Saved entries
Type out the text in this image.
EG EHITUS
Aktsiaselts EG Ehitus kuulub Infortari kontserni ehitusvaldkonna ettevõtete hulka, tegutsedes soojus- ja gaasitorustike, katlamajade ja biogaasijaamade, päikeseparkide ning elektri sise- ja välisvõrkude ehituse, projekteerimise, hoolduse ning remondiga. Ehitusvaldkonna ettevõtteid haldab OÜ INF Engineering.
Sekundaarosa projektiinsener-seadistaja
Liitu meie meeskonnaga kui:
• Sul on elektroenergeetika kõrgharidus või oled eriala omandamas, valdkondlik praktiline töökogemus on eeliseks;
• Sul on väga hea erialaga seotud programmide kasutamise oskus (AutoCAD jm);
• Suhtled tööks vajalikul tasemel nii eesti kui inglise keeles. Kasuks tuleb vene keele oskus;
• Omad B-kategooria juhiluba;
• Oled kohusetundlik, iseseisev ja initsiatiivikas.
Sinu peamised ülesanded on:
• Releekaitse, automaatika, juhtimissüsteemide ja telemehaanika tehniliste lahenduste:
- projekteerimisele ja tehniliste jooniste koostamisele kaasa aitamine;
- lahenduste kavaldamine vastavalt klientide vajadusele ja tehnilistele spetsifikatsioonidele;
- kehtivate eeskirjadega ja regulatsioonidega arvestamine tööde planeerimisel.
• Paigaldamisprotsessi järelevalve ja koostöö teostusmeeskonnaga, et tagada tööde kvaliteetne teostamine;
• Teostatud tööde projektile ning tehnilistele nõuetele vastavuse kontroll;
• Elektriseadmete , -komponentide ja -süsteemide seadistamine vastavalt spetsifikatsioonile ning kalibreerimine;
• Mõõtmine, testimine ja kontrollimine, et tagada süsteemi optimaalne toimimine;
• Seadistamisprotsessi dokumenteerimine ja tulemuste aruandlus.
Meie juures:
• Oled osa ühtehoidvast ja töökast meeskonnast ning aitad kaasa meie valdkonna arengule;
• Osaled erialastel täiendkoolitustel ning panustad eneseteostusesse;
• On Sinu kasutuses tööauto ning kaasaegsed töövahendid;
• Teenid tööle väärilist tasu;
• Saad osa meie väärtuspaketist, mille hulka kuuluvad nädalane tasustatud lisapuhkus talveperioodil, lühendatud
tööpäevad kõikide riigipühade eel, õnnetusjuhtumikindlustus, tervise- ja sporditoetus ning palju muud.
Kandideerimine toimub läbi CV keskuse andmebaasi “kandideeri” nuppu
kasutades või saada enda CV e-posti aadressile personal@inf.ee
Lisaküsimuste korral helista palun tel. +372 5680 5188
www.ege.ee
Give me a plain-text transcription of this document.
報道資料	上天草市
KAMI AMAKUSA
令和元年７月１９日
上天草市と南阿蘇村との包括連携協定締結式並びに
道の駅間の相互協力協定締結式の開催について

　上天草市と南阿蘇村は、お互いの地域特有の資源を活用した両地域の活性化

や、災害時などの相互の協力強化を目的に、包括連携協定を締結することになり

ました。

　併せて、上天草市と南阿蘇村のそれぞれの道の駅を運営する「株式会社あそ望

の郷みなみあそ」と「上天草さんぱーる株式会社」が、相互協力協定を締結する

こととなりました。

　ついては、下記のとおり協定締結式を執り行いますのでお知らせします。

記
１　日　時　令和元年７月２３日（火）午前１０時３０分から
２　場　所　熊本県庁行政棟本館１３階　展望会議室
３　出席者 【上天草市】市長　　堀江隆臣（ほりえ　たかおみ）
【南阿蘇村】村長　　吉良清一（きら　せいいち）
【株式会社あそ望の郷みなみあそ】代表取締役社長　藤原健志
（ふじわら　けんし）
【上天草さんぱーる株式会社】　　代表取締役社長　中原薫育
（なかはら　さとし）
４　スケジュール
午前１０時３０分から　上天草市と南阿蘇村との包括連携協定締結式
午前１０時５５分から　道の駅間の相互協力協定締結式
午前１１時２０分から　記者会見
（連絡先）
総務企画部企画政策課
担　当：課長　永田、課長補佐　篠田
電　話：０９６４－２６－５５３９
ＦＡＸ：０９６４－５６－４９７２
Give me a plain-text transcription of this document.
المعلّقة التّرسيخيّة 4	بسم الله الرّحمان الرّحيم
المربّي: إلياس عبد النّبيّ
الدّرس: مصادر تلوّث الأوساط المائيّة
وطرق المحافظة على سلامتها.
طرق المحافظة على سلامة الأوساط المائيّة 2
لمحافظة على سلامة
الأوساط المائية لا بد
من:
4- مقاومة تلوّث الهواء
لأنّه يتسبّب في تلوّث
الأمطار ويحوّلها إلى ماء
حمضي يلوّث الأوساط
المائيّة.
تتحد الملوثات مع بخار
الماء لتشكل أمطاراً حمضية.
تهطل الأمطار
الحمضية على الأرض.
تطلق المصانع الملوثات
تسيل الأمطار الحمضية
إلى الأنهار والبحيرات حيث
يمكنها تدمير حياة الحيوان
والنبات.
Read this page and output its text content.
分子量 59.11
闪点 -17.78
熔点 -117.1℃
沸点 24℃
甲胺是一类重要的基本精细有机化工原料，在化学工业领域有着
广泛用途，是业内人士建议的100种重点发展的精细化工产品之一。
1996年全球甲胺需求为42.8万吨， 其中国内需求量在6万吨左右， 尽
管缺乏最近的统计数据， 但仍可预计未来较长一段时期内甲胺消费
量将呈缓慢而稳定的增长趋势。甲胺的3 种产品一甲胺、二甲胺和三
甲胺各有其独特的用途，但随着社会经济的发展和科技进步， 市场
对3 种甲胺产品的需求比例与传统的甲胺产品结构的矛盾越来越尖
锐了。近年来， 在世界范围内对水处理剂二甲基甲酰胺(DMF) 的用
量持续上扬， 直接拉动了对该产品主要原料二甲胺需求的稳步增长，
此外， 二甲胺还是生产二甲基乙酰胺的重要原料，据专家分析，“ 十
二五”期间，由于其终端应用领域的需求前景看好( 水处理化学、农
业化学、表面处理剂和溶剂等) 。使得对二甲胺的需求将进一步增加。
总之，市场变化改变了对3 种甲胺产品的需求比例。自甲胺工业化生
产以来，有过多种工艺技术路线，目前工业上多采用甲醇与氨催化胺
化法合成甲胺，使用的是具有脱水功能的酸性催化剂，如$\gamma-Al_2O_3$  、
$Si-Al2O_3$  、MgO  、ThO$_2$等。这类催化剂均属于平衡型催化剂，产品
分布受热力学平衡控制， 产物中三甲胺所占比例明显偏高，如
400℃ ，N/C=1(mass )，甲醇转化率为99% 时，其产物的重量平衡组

• **Problem statement**
Pick out all lines containing the string "this".

• **Task result**
Type out the text in this image.
Give me a plain-text transcription of this document.
Give me a plain-text transcription of this document.
Read this page and output its text content.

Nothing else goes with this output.